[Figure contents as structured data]
──────────
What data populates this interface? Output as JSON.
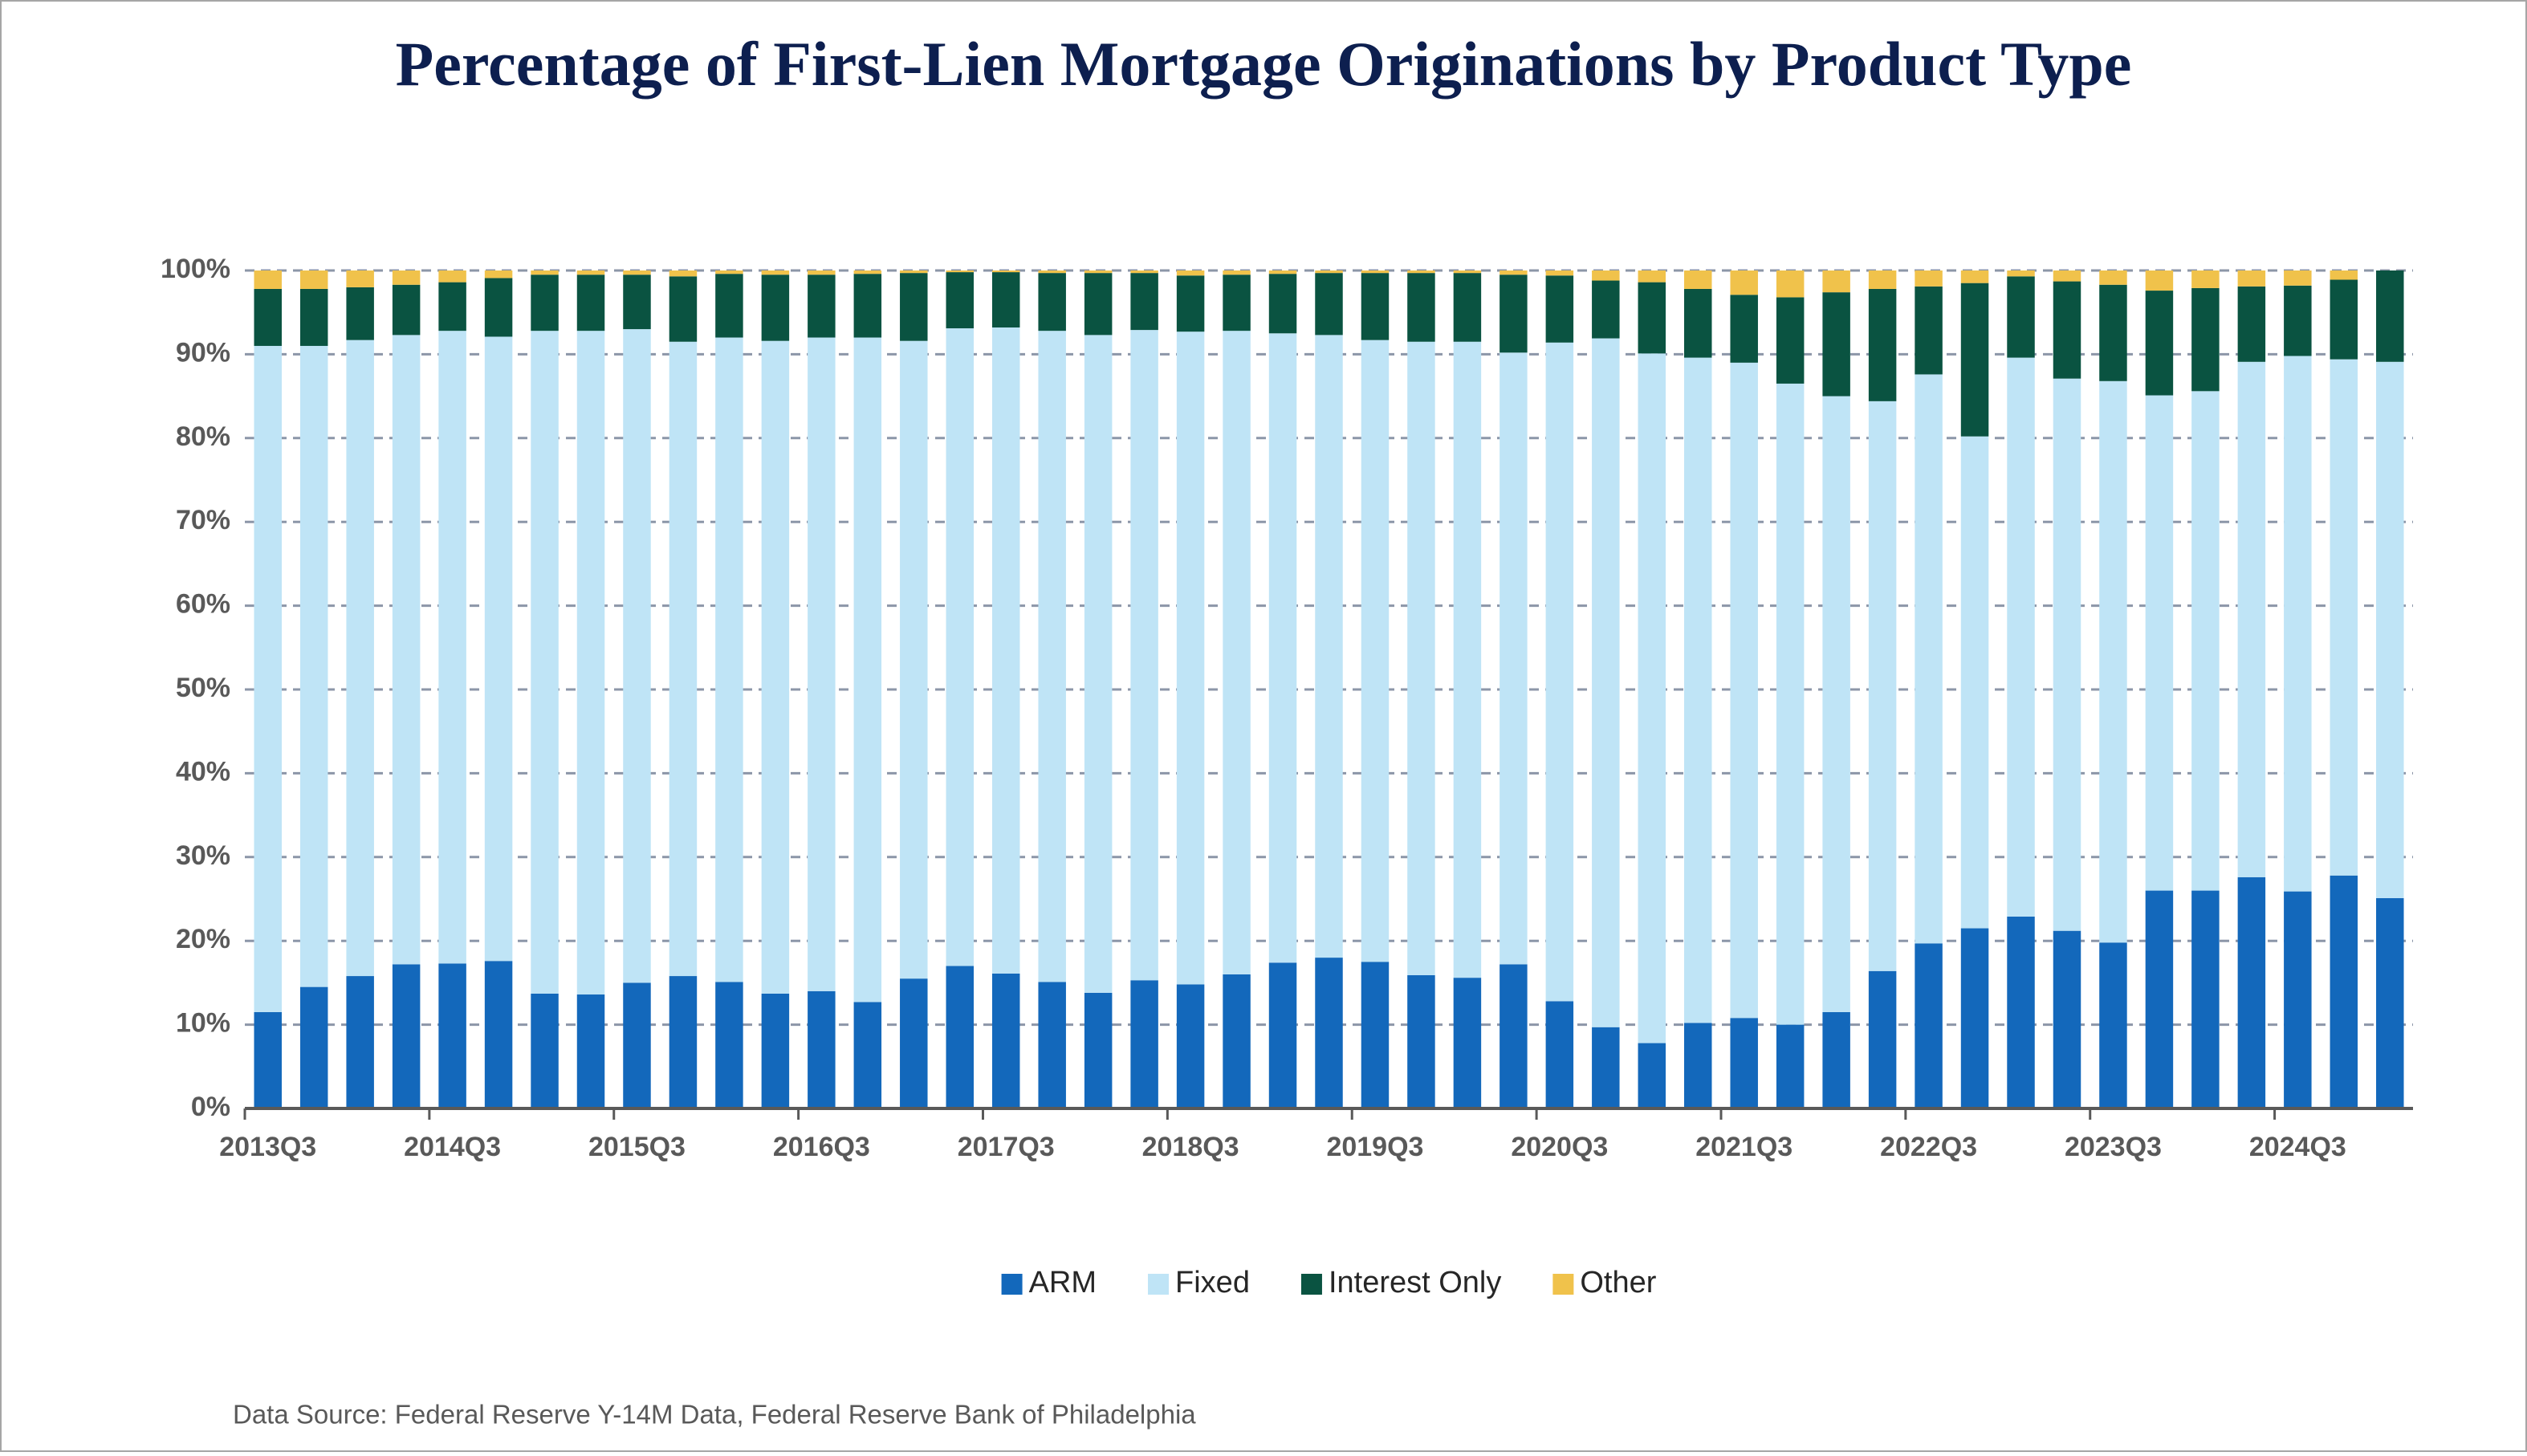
{
  "chart_data": {
    "type": "stacked_bar",
    "title": "Percentage of First-Lien Mortgage Originations by Product Type",
    "source": "Data Source: Federal Reserve Y-14M Data, Federal Reserve Bank of Philadelphia",
    "categories": [
      "2013Q3",
      null,
      null,
      null,
      "2014Q3",
      null,
      null,
      null,
      "2015Q3",
      null,
      null,
      null,
      "2016Q3",
      null,
      null,
      null,
      "2017Q3",
      null,
      null,
      null,
      "2018Q3",
      null,
      null,
      null,
      "2019Q3",
      null,
      null,
      null,
      "2020Q3",
      null,
      null,
      null,
      "2021Q3",
      null,
      null,
      null,
      "2022Q3",
      null,
      null,
      null,
      "2023Q3",
      null,
      null,
      null,
      "2024Q3",
      null,
      null
    ],
    "series": [
      {
        "name": "ARM",
        "color": "#1368bb",
        "values": [
          11.5,
          14.5,
          15.8,
          17.2,
          17.3,
          17.6,
          13.7,
          13.6,
          15,
          15.8,
          15.1,
          13.7,
          14,
          12.7,
          15.5,
          17,
          16.1,
          15.1,
          13.8,
          15.3,
          14.8,
          16,
          17.4,
          18,
          17.5,
          15.9,
          15.6,
          17.2,
          12.8,
          9.7,
          7.8,
          10.2,
          10.8,
          10,
          11.5,
          16.4,
          19.7,
          21.5,
          22.9,
          21.2,
          19.8,
          26,
          26,
          27.6,
          25.9,
          27.8,
          25.1
        ]
      },
      {
        "name": "Fixed",
        "color": "#bfe4f6",
        "values": [
          79.5,
          76.5,
          75.9,
          75.1,
          75.5,
          74.5,
          79.1,
          79.2,
          78,
          75.7,
          76.9,
          77.9,
          78,
          79.3,
          76.1,
          76.1,
          77.1,
          77.7,
          78.5,
          77.6,
          77.9,
          76.8,
          75.1,
          74.3,
          74.2,
          75.6,
          75.9,
          73,
          78.6,
          82.2,
          82.3,
          79.4,
          78.2,
          76.5,
          73.5,
          68,
          67.9,
          58.7,
          66.7,
          65.9,
          67,
          59.1,
          59.6,
          61.5,
          63.9,
          61.6,
          64
        ]
      },
      {
        "name": "Interest Only",
        "color": "#0a5341",
        "values": [
          6.8,
          6.8,
          6.3,
          6,
          5.8,
          7,
          6.7,
          6.7,
          6.5,
          7.8,
          7.6,
          7.9,
          7.5,
          7.6,
          8.1,
          6.7,
          6.6,
          6.9,
          7.4,
          6.8,
          6.7,
          6.7,
          7.1,
          7.4,
          8,
          8.2,
          8.2,
          9.3,
          8,
          6.9,
          8.5,
          8.2,
          8.1,
          10.3,
          12.4,
          13.4,
          10.5,
          18.3,
          9.7,
          11.6,
          11.5,
          12.5,
          12.3,
          9,
          8.4,
          9.5,
          10.9
        ]
      },
      {
        "name": "Other",
        "color": "#f0c24b",
        "values": [
          2.2,
          2.2,
          2,
          1.7,
          1.4,
          0.9,
          0.5,
          0.5,
          0.5,
          0.7,
          0.4,
          0.5,
          0.5,
          0.4,
          0.3,
          0.2,
          0.2,
          0.3,
          0.3,
          0.3,
          0.6,
          0.5,
          0.4,
          0.3,
          0.3,
          0.3,
          0.3,
          0.5,
          0.6,
          1.2,
          1.4,
          2.2,
          2.9,
          3.2,
          2.6,
          2.2,
          1.9,
          1.5,
          0.7,
          1.3,
          1.7,
          2.4,
          2.1,
          1.9,
          1.8,
          1.1,
          0
        ]
      }
    ],
    "ylim": [
      0,
      100
    ],
    "yticks": [
      {
        "value": 0,
        "label": "0%"
      },
      {
        "value": 10,
        "label": "10%"
      },
      {
        "value": 20,
        "label": "20%"
      },
      {
        "value": 30,
        "label": "30%"
      },
      {
        "value": 40,
        "label": "40%"
      },
      {
        "value": 50,
        "label": "50%"
      },
      {
        "value": 60,
        "label": "60%"
      },
      {
        "value": 70,
        "label": "70%"
      },
      {
        "value": 80,
        "label": "80%"
      },
      {
        "value": 90,
        "label": "90%"
      },
      {
        "value": 100,
        "label": "100%"
      }
    ],
    "grid": true,
    "legend": "bottom"
  }
}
──────────
* [WHAT IS NEEDED]: From the records above, pull out each line that has "name".

* [THE ANSWER]:
        "name": "ARM",
        "name": "Fixed",
        "name": "Interest Only",
        "name": "Other",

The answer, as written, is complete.